## YOUR GOAL
Draw out every line with the word "have" from the listing below.
- - -
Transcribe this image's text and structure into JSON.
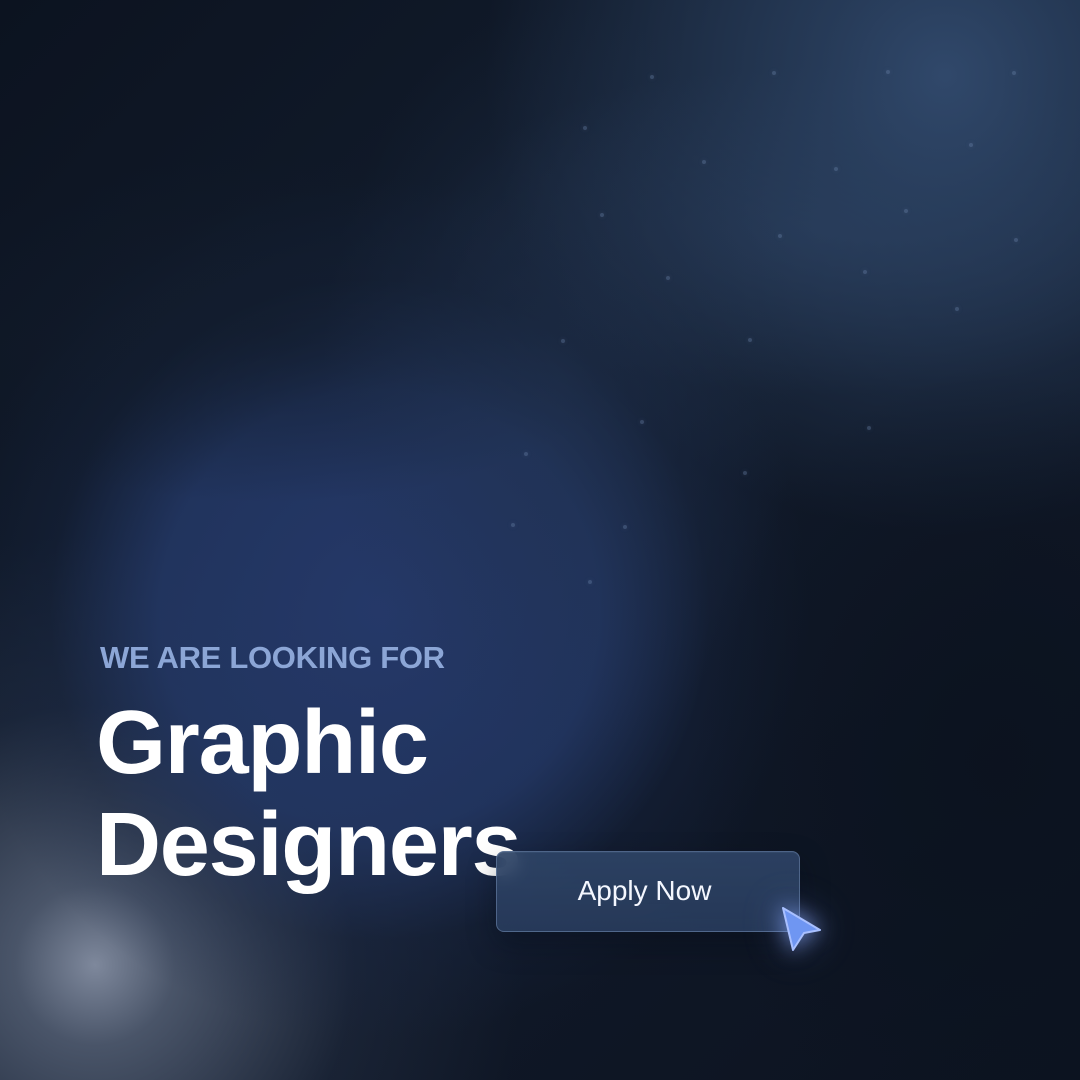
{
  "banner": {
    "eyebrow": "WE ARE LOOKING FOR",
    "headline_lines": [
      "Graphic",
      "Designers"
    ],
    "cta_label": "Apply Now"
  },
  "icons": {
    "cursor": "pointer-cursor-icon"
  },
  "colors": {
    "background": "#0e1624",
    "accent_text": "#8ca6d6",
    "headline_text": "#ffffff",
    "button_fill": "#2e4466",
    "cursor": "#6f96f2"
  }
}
- - -
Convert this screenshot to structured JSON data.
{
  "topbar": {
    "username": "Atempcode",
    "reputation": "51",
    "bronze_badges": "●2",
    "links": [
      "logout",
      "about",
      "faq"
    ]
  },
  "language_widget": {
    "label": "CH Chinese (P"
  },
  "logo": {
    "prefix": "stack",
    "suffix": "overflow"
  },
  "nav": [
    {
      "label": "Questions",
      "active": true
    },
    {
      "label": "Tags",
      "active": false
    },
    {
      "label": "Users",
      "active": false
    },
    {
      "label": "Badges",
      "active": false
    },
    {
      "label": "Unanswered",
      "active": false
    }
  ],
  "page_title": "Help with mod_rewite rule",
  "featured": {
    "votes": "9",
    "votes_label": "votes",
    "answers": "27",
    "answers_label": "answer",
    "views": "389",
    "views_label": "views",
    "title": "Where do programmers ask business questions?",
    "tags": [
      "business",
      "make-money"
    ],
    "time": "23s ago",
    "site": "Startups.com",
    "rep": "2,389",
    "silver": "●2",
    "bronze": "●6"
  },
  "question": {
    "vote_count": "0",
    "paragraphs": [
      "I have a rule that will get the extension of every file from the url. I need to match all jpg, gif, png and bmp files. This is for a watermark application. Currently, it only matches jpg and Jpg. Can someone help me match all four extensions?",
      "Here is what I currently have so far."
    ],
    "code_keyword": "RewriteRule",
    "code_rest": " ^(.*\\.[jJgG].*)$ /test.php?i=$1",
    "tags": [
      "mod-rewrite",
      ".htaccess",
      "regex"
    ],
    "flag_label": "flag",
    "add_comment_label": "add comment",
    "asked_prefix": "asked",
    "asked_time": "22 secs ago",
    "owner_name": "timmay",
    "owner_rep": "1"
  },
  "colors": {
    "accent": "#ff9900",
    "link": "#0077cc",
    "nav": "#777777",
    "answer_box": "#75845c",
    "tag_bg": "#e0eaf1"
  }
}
- - -
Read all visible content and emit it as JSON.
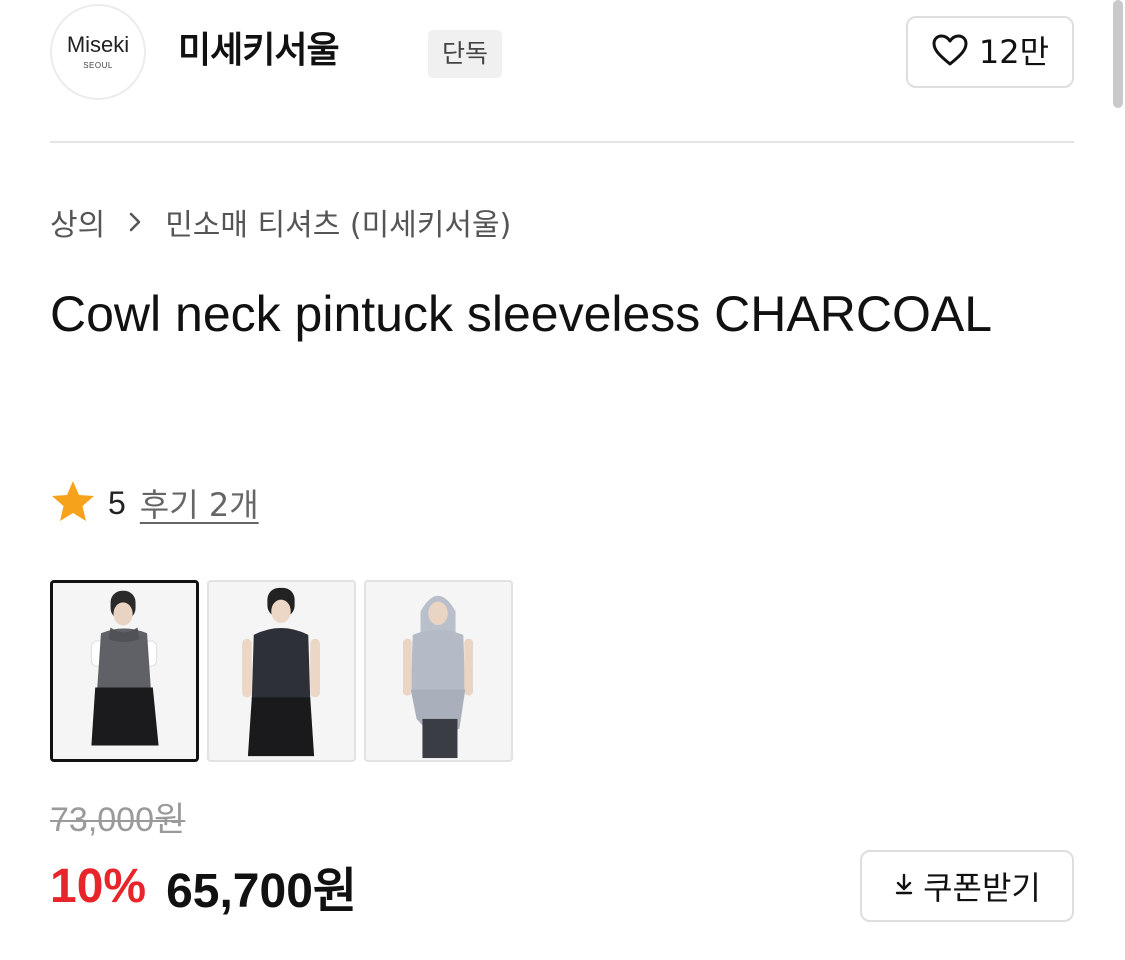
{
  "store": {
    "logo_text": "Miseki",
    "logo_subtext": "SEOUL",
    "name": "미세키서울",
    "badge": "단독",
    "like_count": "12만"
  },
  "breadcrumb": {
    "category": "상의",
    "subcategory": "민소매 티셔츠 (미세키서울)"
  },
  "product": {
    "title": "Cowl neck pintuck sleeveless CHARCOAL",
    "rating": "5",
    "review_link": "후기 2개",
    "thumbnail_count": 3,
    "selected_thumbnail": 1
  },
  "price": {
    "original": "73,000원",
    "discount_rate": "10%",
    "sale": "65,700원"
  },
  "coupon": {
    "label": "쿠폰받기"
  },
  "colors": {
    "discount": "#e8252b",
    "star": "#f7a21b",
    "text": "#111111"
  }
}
- - -
## EXERCISE SOLUTION
      "I have a rule that will get the extension of every file from the url. I need to match all jpg, gif, png and bmp files. This is for a watermark application. Currently, it only matches jpg and Jpg. Can someone help me match all four extensions?",
      "Here is what I currently have so far."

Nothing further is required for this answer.